→ **Data entries**:
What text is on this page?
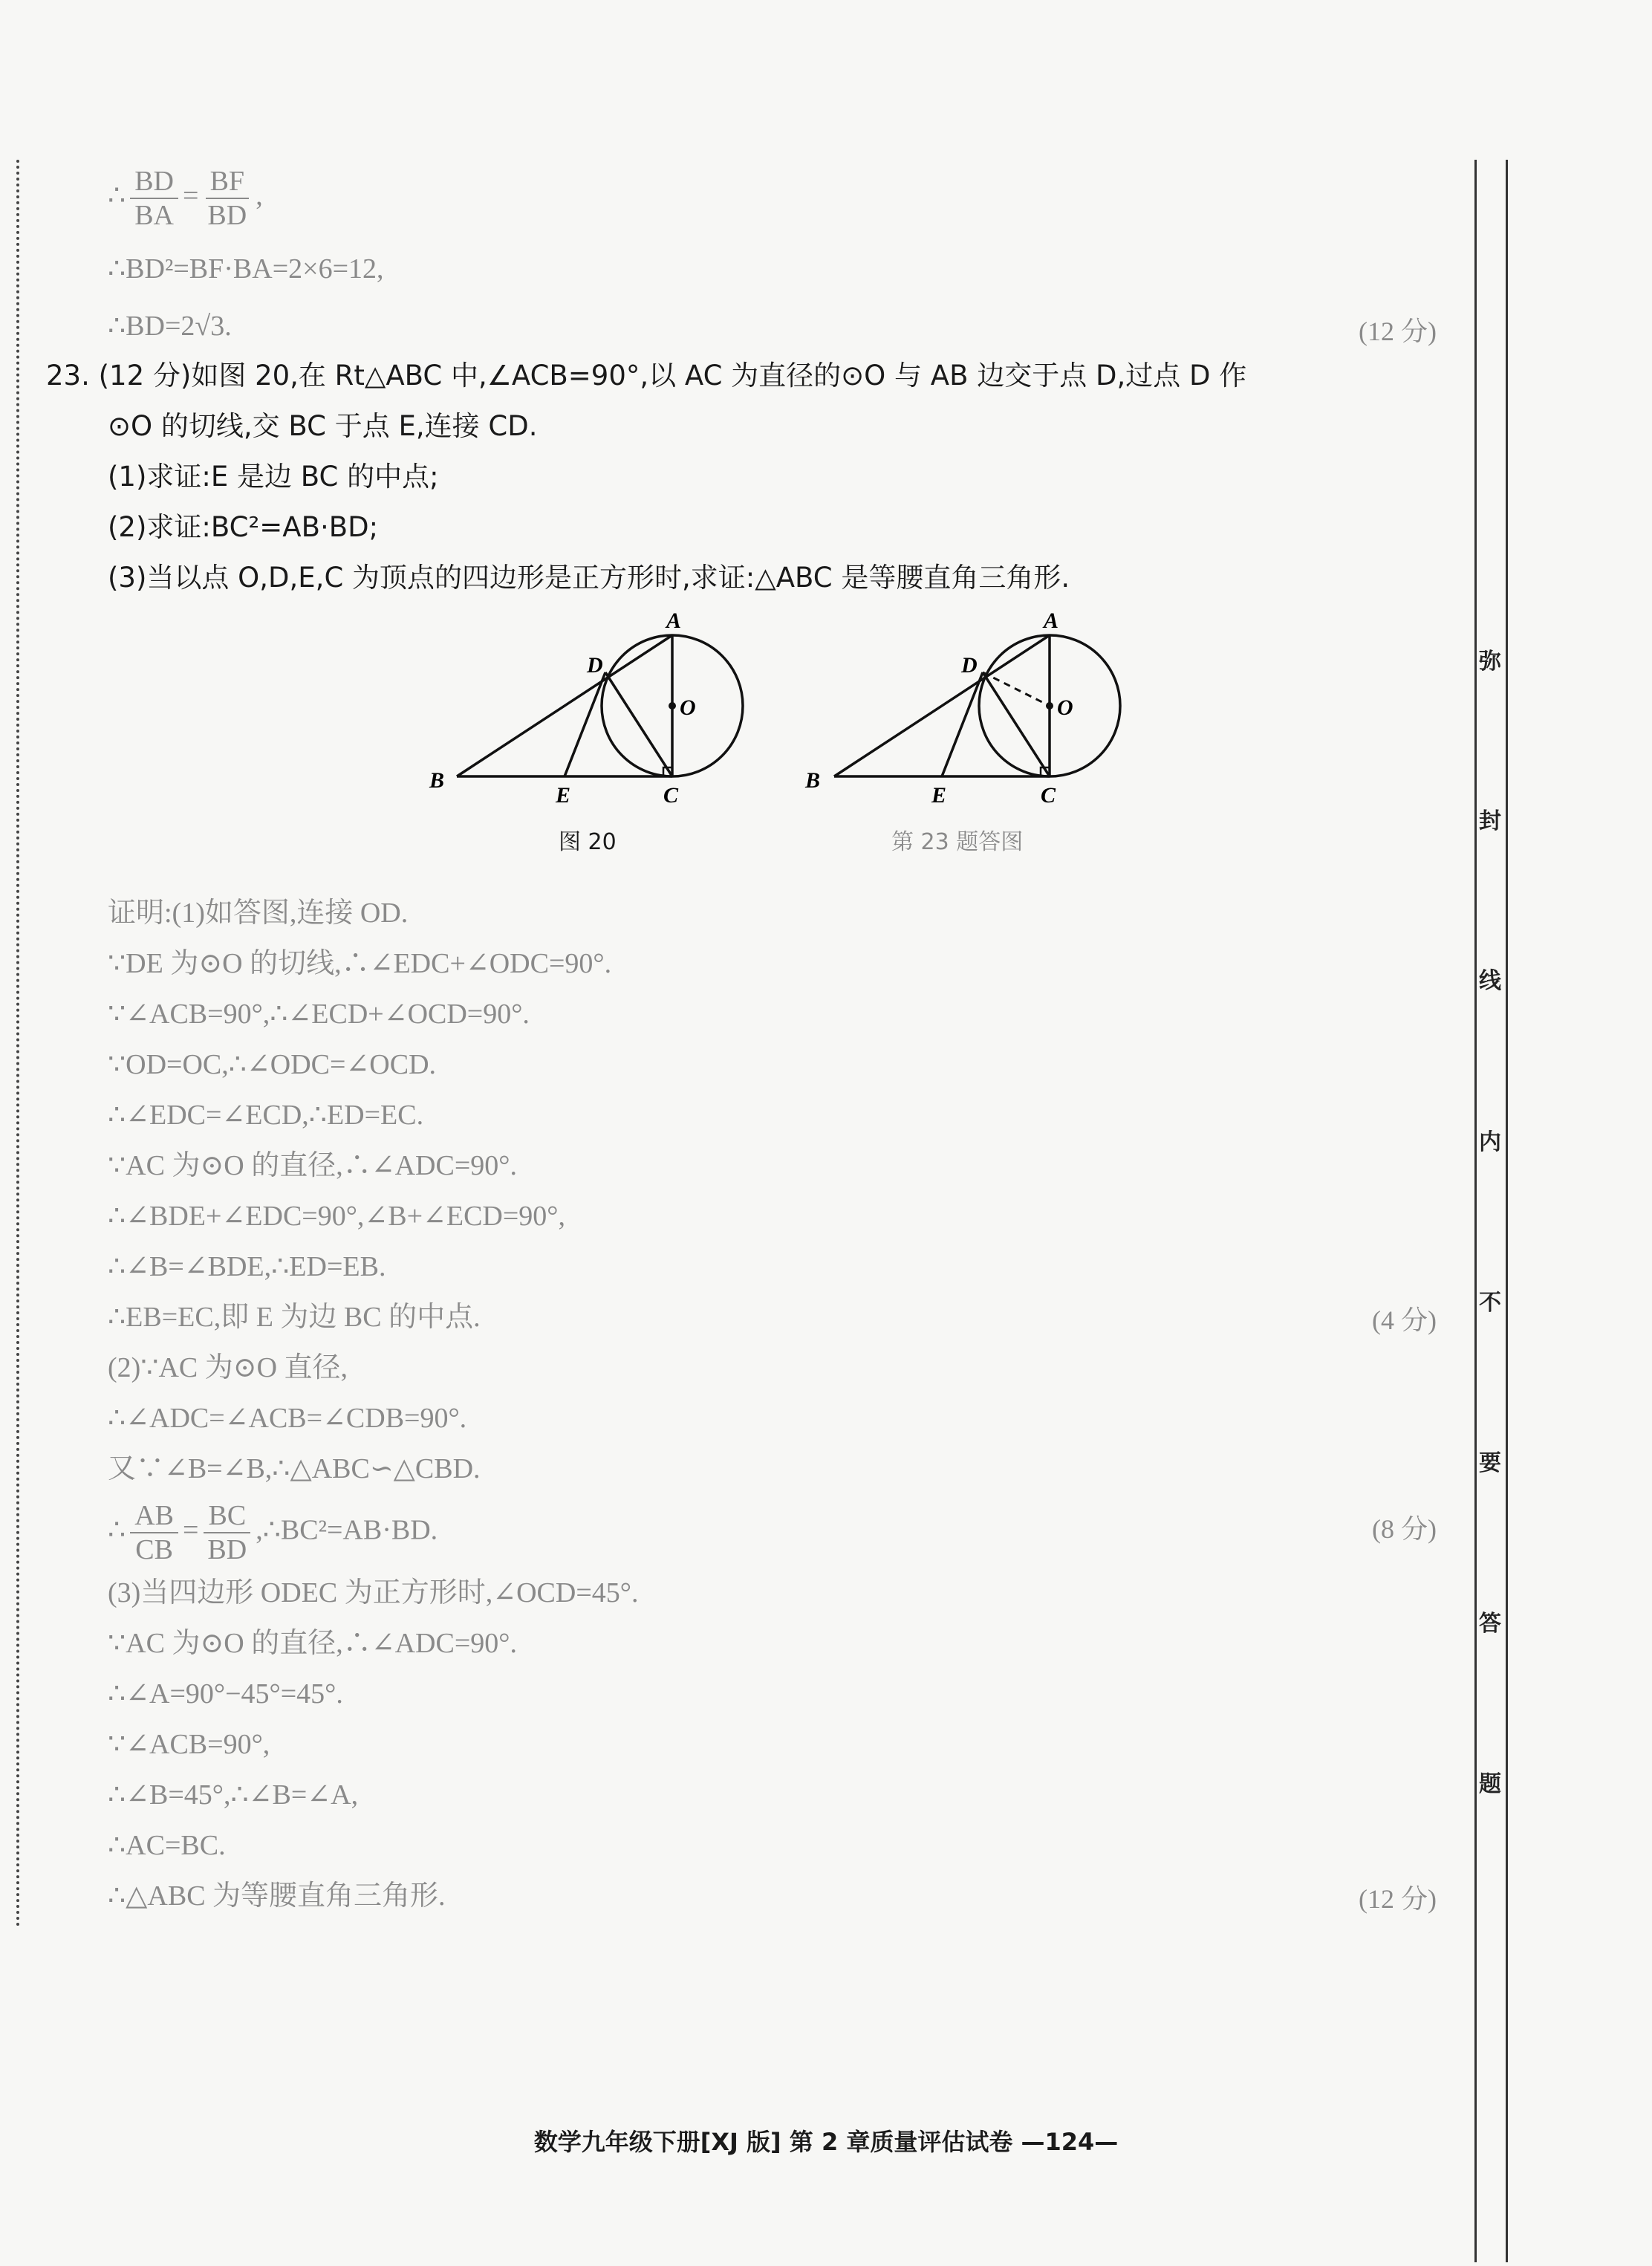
∴ $\frac{BD}{BA} = \frac{BF}{BD}$ ,
∴BD²=BF·BA=2×6=12,
∴BD=2√3.	(12 分)
23. (12 分)如图 20,在 Rt△ABC 中,∠ACB=90°,以 AC 为直径的⊙O 与 AB 边交于点 D,过点 D 作
⊙O 的切线,交 BC 于点 E,连接 CD.
(1)求证:E 是边 BC 的中点;
(2)求证:BC²=AB·BD;
(3)当以点 O,D,E,C 为顶点的四边形是正方形时,求证:△ABC 是等腰直角三角形.
A
D
O
B
E	C
图 20
A
D
O
B
E	C
第 23 题答图
证明:(1)如答图,连接 OD.
∵DE 为⊙O 的切线,∴∠EDC+∠ODC=90°.
∵∠ACB=90°,∴∠ECD+∠OCD=90°.
∵OD=OC,∴∠ODC=∠OCD.
∴∠EDC=∠ECD,∴ED=EC.
∵AC 为⊙O 的直径,∴∠ADC=90°.
∴∠BDE+∠EDC=90°,∠B+∠ECD=90°,
∴∠B=∠BDE,∴ED=EB.
∴EB=EC,即 E 为边 BC 的中点.	(4 分)
(2)∵AC 为⊙O 直径,
∴∠ADC=∠ACB=∠CDB=90°.
又∵∠B=∠B,∴△ABC∽△CBD.
∴ $\frac{AB}{CB} = \frac{BC}{BD}$ ,∴BC²=AB·BD.	(8 分)
(3)当四边形 ODEC 为正方形时,∠OCD=45°.
∵AC 为⊙O 的直径,∴∠ADC=90°.
∴∠A=90°−45°=45°.
∵∠ACB=90°,
∴∠B=45°,∴∠B=∠A,
∴AC=BC.
∴△ABC 为等腰直角三角形.	(12 分)
弥
封
线
内
不
要
答
题
数学九年级下册[XJ 版] 第 2 章质量评估试卷 —124—
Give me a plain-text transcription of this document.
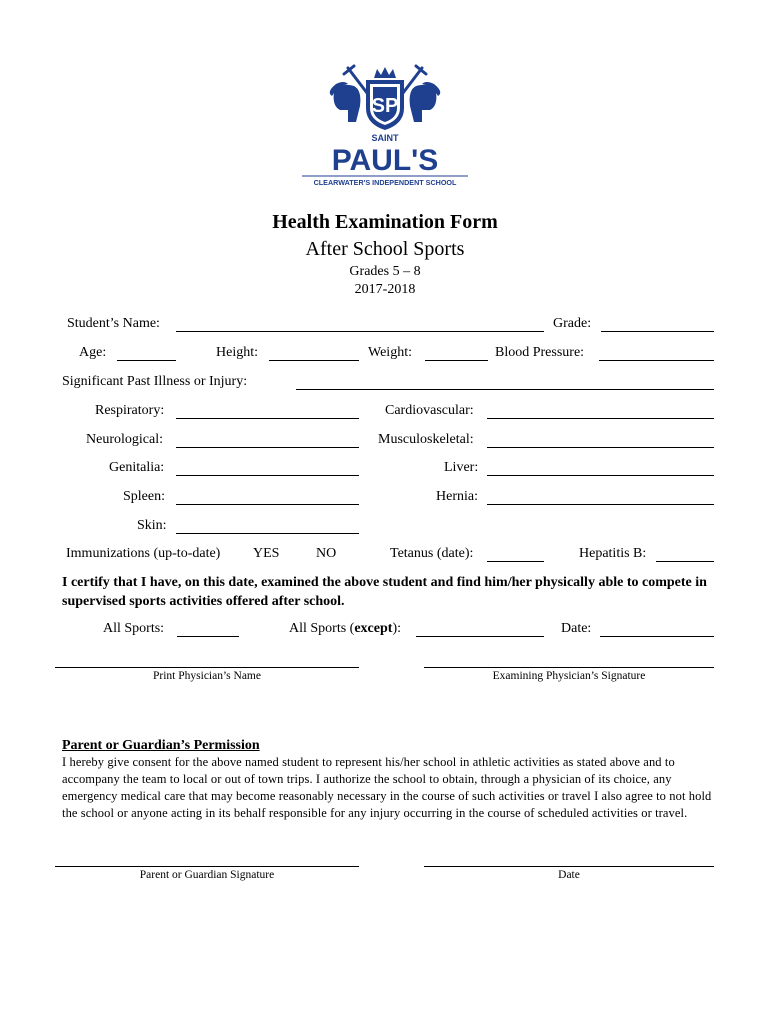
SP
SAINT
PAUL'S
CLEARWATER'S INDEPENDENT SCHOOL
Health Examination Form
After School Sports
Grades 5 – 8
2017-2018
Student’s Name:	Grade:
Age:	Height:	Weight:	Blood Pressure:
Significant Past Illness or Injury:
Respiratory:	Cardiovascular:
Neurological:	Musculoskeletal:
Genitalia:	Liver:
Spleen:	Hernia:
Skin:
Immunizations (up-to-date) YES	NO	Tetanus (date):	Hepatitis B:
I certify that I have, on this date, examined the above student and find him/her physically able to compete in supervised sports activities offered after school.
All Sports:	All Sports (except):	Date:
Print Physician’s Name	Examining Physician’s Signature
Parent or Guardian’s Permission
I hereby give consent for the above named student to represent his/her school in athletic activities as stated above and to accompany the team to local or out of town trips. I authorize the school to obtain, through a physician of its choice, any emergency medical care that may become reasonably necessary in the course of such activities or travel I also agree to not hold the school or anyone acting in its behalf responsible for any injury occurring in the course of scheduled activities or travel.
Parent or Guardian Signature	Date
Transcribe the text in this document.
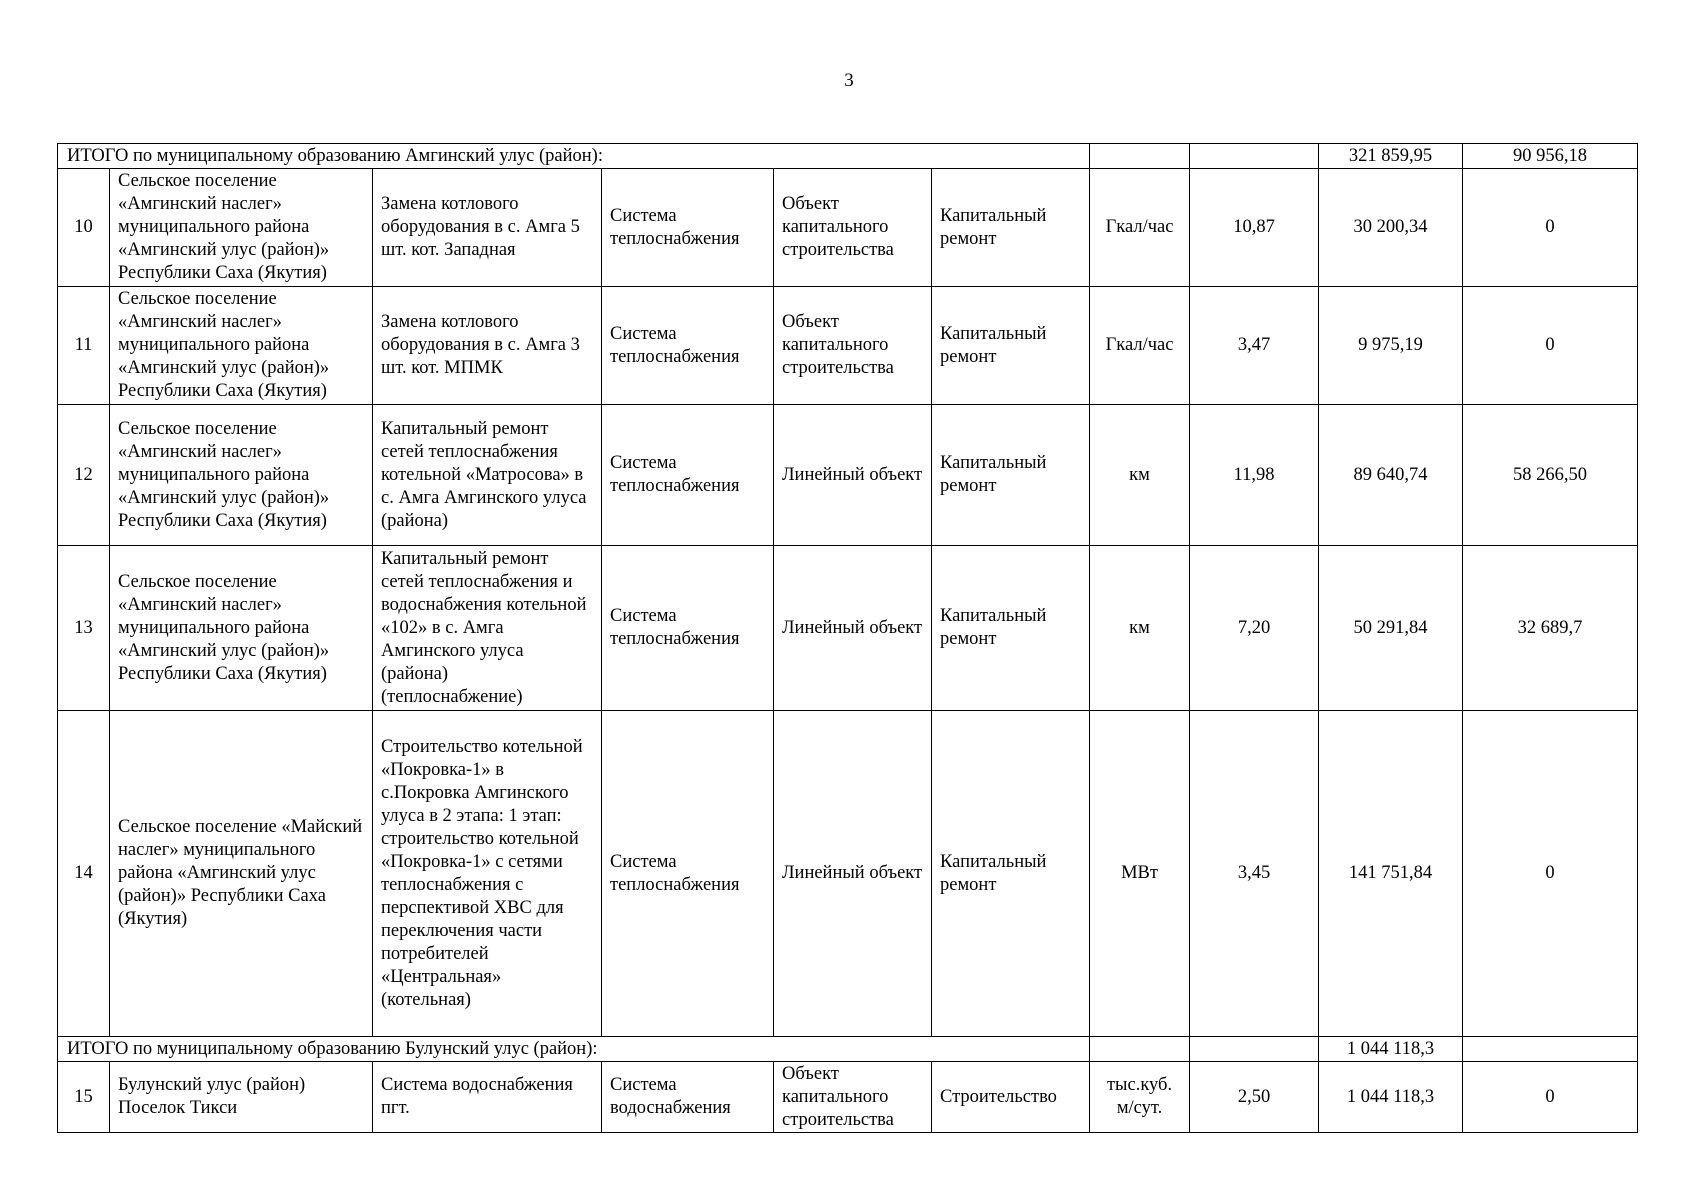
3
ИТОГО по муниципальному образованию Амгинский улус (район):								321 859,95	90 956,18
10	Сельское поселение «Амгинский наслег» муниципального района «Амгинский улус (район)» Республики Саха (Якутия)	Замена котлового оборудования в с. Амга 5 шт. кот. Западная	Система теплоснабжения	Объект капитального строительства	Капитальный ремонт	Гкал/час	10,87	30 200,34	0
11	Сельское поселение «Амгинский наслег» муниципального района «Амгинский улус (район)» Республики Саха (Якутия)	Замена котлового оборудования в с. Амга 3 шт. кот. МПМК	Система теплоснабжения	Объект капитального строительства	Капитальный ремонт	Гкал/час	3,47	9 975,19	0
12	Сельское поселение «Амгинский наслег» муниципального района «Амгинский улус (район)» Республики Саха (Якутия)	Капитальный ремонт сетей теплоснабжения котельной «Матросова» в с. Амга Амгинского улуса (района)	Система теплоснабжения	Линейный объект	Капитальный ремонт	км	11,98	89 640,74	58 266,50
13	Сельское поселение «Амгинский наслег» муниципального района «Амгинский улус (район)» Республики Саха (Якутия)	Капитальный ремонт сетей теплоснабжения и водоснабжения котельной «102» в с. Амга Амгинского улуса (района) (теплоснабжение)	Система теплоснабжения	Линейный объект	Капитальный ремонт	км	7,20	50 291,84	32 689,7
14	Сельское поселение «Майский наслег» муниципального района «Амгинский улус (район)» Республики Саха (Якутия)	Строительство котельной «Покровка-1» в с.Покровка Амгинского улуса в 2 этапа: 1 этап: строительство котельной «Покровка-1» с сетями теплоснабжения с перспективой ХВС для переключения части потребителей «Центральная» (котельная)	Система теплоснабжения	Линейный объект	Капитальный ремонт	МВт	3,45	141 751,84	0
ИТОГО по муниципальному образованию Булунский улус (район):								1 044 118,3	
15	Булунский улус (район) Поселок Тикси	Система водоснабжения пгт.	Система водоснабжения	Объект капитального строительства	Строительство	тыс.куб. м/сут.	2,50	1 044 118,3	0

→ **TASK DESCRIPTION**:
Reproduce every line from the entries that holds the word "text".

→ **FULL OUTPUT**:
What text is on this page?
Give me a plain-text transcription of this document.
Transcribe the text in this document.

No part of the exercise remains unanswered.